___ Material supplied ___
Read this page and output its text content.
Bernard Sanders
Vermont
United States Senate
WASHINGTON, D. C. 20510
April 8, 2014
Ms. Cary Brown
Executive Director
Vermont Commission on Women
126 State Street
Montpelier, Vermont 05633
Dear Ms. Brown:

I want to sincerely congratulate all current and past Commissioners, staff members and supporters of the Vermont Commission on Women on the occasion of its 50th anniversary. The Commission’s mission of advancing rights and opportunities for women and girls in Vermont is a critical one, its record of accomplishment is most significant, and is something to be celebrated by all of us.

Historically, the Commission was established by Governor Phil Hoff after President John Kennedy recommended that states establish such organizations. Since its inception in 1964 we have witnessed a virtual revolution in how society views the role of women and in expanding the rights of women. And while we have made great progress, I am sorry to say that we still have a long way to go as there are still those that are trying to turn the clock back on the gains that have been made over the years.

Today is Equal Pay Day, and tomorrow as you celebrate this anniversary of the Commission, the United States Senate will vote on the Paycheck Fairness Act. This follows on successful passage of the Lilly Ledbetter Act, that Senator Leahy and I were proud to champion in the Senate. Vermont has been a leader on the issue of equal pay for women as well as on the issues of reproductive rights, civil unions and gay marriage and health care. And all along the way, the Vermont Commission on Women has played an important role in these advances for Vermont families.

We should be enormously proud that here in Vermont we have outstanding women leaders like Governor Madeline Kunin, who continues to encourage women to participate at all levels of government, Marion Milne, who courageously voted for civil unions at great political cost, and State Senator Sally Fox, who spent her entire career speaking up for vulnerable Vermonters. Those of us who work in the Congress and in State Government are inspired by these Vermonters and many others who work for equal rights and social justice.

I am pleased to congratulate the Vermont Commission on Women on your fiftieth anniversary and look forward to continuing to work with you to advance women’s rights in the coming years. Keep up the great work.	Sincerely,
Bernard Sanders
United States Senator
___
The task -> Which lines contain "equal"? Show each of them.

Result below ->
Today is Equal Pay Day, and tomorrow as you celebrate this anniversary of the Commission, the United States Senate will vote on the Paycheck Fairness Act. This follows on successful passage of the Lilly Ledbetter Act, that Senator Leahy and I were proud to champion in the Senate. Vermont has been a leader on the issue of equal pay for women as well as on the issues of reproductive rights, civil unions and gay marriage and health care. And all along the way, the Vermont Commission on Women has played an important role in these advances for Vermont families.
We should be enormously proud that here in Vermont we have outstanding women leaders like Governor Madeline Kunin, who continues to encourage women to participate at all levels of government, Marion Milne, who courageously voted for civil unions at great political cost, and State Senator Sally Fox, who spent her entire career speaking up for vulnerable Vermonters. Those of us who work in the Congress and in State Government are inspired by these Vermonters and many others who work for equal rights and social justice.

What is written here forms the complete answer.